__SET PROBLEM__. Extract each line of the data below exactly as written.

Records excerpted from a collection
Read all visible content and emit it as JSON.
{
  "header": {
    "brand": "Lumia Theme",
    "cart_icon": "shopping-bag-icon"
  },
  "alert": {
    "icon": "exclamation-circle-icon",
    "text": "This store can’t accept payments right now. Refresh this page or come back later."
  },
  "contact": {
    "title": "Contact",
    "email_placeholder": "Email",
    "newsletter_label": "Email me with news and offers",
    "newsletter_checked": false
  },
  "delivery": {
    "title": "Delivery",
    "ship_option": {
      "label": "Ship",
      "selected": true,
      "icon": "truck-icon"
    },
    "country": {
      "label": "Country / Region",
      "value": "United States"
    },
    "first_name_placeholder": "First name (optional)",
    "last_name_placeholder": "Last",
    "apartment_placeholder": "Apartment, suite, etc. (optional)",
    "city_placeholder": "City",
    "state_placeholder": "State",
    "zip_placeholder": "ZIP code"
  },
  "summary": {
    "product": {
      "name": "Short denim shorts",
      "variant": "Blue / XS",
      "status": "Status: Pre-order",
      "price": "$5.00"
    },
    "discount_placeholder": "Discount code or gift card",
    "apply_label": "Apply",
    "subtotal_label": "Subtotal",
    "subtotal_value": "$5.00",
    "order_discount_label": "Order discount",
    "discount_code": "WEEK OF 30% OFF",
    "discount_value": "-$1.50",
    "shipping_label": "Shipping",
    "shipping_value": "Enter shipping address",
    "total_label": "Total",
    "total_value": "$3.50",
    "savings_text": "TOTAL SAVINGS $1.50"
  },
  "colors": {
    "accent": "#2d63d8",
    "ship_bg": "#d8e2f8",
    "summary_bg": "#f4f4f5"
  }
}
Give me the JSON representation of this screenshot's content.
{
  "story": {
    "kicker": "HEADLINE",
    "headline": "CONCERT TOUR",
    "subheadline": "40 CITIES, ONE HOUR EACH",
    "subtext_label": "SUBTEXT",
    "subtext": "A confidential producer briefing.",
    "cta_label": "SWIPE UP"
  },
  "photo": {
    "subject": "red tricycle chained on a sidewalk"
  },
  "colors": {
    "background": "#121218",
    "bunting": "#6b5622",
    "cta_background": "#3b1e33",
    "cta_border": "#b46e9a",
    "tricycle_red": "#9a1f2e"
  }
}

__RESULT__.
Read all visible content and emit it as JSON.
{
  "header": {
    "brand": "Lumia Theme",
    "cart_icon": "shopping-bag-icon"
  },
  "alert": {
    "icon": "exclamation-circle-icon",
    "text": "This store can’t accept payments right now. Refresh this page or come back later."
  },
  "contact": {
    "title": "Contact",
    "email_placeholder": "Email",
    "newsletter_label": "Email me with news and offers",
    "newsletter_checked": false
  },
  "delivery": {
    "title": "Delivery",
    "ship_option": {
      "label": "Ship",
      "selected": true,
      "icon": "truck-icon"
    },
    "country": {
      "label": "Country / Region",
      "value": "United States"
    },
    "first_name_placeholder": "First name (optional)",
    "last_name_placeholder": "Last",
    "apartment_placeholder": "Apartment, suite, etc. (optional)",
    "city_placeholder": "City",
    "state_placeholder": "State",
    "zip_placeholder": "ZIP code"
  },
  "summary": {
    "product": {
      "name": "Short denim shorts",
      "variant": "Blue / XS",
      "status": "Status: Pre-order",
      "price": "$5.00"
    },
    "discount_placeholder": "Discount code or gift card",
    "apply_label": "Apply",
    "subtotal_label": "Subtotal",
    "subtotal_value": "$5.00",
    "order_discount_label": "Order discount",
    "discount_code": "WEEK OF 30% OFF",
    "discount_value": "-$1.50",
    "shipping_label": "Shipping",
    "shipping_value": "Enter shipping address",
    "total_label": "Total",
    "total_value": "$3.50",
    "savings_text": "TOTAL SAVINGS $1.50"
  },
  "colors": {
    "accent": "#2d63d8",
    "ship_bg": "#d8e2f8",
    "summary_bg": "#f4f4f5"
  }
}
Give me the JSON representation of this screenshot's content.
{
  "story": {
    "kicker": "HEADLINE",
    "headline": "CONCERT TOUR",
    "subheadline": "40 CITIES, ONE HOUR EACH",
    "subtext_label": "SUBTEXT",
    "subtext": "A confidential producer briefing.",
    "cta_label": "SWIPE UP"
  },
  "photo": {
    "subject": "red tricycle chained on a sidewalk"
  },
  "colors": {
    "background": "#121218",
    "bunting": "#6b5622",
    "cta_background": "#3b1e33",
    "cta_border": "#b46e9a",
    "tricycle_red": "#9a1f2e"
  }
}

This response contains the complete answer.